**Supplied text**.
* * *
Occasionally, however, women who have none of the above problems may get a low yield of eggs from the retrieval.

#3 The doctor retrieved 20 eggs, that means I’ll have 20 embryos!

Initially, the eggs obtained are difficult to assess. They are covered with a large number of cells from the follicle. These cells are called cumulus cells. In order to assess the eggs clearly, these cells are stripped off the egg. Now the egg can be clearly assessed. The embryologist may find several characteristics about the eggs. The eggs can be classified as:

  • Immature
  • Mature
    • Normal, healthy appearing
    • Abnormal appearing
  • Degenerated
  • Fractured

Only the healthy appearing, mature eggs will have sperm injected into them. The range of healthy mature eggs can extend from 0-100% with an average around 60%.

Once a sperm has been injected into each healthy mature egg, they are placed into an incubator overnight. The next day, the injected eggs are inspected again under the microscope. The possible things the embryologist may see include:

  • An unfertilized egg
  • A normally fertilized embryo
  • An abnormally fertilized embryo
  • Unable to determine

As an average, about 70% of the eggs that are injected will become normally fertilized. Only those eggs that are normally fertilized will be placed back into the incubator and cultured in the laboratory. The remainder will of the eggs will be discarded.

#4 I have 10 embryos, that means I will have two for transfer and 8 to freeze!

The fact is that most of the embryos created through in vitro fertilization have poor reproductive potential. The purpose behind producing a large number of embryos to enhance the ability to select the best embryos for transfer.

We inspect the embryos at two time points only. The fertilization check (1 days after the sperm was injected) and four days after the fertilization check (5 days after the sperm was injected).

Several things may be seen during the inspection of the embryos:

  • An embryo may not have shown any development at all. This is known as cleavage failure.
  • The embryo may be dividing, but at a rate that is slow. This is indicative of a poor quality embryo.
  • The embryo may have been dividing initially, but then stopped dividing at some stage. This is known as embryonic arrest.
* * *
**Data section**.
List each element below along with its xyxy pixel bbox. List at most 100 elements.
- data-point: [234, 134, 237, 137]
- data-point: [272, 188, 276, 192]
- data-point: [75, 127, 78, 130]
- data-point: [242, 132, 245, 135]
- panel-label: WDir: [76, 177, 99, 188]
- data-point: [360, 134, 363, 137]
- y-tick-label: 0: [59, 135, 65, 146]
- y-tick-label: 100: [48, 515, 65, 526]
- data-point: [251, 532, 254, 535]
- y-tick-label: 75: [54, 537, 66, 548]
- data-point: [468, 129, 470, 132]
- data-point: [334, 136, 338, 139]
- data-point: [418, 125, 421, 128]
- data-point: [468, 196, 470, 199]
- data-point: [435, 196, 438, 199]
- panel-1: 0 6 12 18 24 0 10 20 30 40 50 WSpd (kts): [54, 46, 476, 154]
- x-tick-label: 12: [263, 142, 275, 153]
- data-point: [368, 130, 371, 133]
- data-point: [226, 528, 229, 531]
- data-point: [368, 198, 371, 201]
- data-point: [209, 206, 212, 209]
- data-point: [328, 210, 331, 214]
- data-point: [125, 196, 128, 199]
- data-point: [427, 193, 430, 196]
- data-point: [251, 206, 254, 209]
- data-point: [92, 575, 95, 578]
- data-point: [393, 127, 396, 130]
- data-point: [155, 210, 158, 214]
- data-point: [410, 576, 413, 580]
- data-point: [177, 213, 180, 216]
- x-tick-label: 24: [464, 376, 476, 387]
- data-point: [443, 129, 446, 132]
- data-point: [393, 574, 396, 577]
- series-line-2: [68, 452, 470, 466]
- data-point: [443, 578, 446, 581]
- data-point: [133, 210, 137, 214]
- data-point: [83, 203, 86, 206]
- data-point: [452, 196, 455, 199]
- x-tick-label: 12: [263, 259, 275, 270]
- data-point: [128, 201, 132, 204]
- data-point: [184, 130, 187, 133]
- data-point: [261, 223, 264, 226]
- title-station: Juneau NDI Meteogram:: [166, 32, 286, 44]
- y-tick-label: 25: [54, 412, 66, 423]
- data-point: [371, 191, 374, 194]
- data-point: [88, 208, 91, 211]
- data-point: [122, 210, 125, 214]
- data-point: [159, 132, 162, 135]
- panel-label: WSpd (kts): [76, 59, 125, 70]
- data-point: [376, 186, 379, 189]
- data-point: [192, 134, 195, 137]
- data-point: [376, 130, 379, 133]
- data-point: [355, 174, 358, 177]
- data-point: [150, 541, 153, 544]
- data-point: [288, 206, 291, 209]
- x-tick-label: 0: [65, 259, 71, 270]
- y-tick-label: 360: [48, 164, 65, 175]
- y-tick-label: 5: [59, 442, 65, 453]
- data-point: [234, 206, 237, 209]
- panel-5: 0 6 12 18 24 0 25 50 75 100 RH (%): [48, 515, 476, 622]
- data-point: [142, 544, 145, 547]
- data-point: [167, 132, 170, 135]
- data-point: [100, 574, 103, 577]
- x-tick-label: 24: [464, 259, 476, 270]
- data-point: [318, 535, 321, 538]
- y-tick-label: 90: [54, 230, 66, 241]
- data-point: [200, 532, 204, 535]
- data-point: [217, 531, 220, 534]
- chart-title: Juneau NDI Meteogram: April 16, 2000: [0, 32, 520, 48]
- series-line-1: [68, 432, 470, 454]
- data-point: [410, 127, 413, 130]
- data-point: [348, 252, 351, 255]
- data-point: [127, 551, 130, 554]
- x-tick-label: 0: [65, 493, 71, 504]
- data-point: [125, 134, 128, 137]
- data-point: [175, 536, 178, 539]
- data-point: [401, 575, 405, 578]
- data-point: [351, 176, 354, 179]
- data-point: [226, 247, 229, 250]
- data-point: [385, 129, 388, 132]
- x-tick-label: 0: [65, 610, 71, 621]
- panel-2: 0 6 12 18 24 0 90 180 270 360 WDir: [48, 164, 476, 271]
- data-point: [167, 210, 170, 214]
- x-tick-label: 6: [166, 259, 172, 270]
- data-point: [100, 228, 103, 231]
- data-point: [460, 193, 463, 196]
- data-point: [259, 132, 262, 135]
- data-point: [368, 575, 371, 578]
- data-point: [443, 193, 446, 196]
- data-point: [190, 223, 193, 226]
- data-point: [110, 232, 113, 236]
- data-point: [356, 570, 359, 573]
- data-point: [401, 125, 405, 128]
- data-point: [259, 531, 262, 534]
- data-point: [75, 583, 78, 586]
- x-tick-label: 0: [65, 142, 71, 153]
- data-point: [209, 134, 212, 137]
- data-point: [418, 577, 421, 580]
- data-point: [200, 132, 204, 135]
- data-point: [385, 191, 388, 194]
* * *
**Task requirements**.
• A. Return the passage from the IVF text word for word. Begin at the words "The fact is" and stop after "as cleavage failure.".
• B. In the IVF text, about what percentage of injected eggs become normally fertilized on average?
• C. Continue the text on IVF eggs and embryos from the point where it stops.

**Numbered answers**.
• A.
The fact is that most of the embryos created through in vitro fertilization have poor reproductive potential. The purpose behind producing a large number of embryos to enhance the ability to select the best embryos for transfer.

We inspect the embryos at two time points only. The fertilization check (1 days after the sperm was injected) and four days after the fertilization check (5 days after the sperm was injected).

Several things may be seen during the inspection of the embryos:

  • An embryo may not have shown any development at all. This is known as cleavage failure.

• B. About 70%.

• C.
  • The embryos may have become fragmented as they divided. This is indicative of a poor quality embryo.
  • The embryos may have divided at a normal rate but appear to be of poor quality under the microscope.
  • The embryo has divided at a normal rate and appears to be of normal quality under the microscope

Remember that our ability to assess an embryo strictly by looking under the microscope is very limited. There are potentially many different types of embryo abnormalities that could interfere with the embryo’s ability to produce a live born baby that will not be seen by simply looking at it under the microscope. One type of abnormality occurs when an embryo has too many or too few chromosomes. This is why chromosome testing of embryos is so valuable. However, there are other types of abnormalities that we do not have the ability to test.

However, until we have newer and better tools to help assess an embryo’s potential, the microscope remains one of the best tools to help us find embryos to transfer. We are going to transfer the most normal looking, best appearing embryos even if the rate of development or the “quality” is not as good as we would like. We will not transfer embryos that, in our opinion, are not viable.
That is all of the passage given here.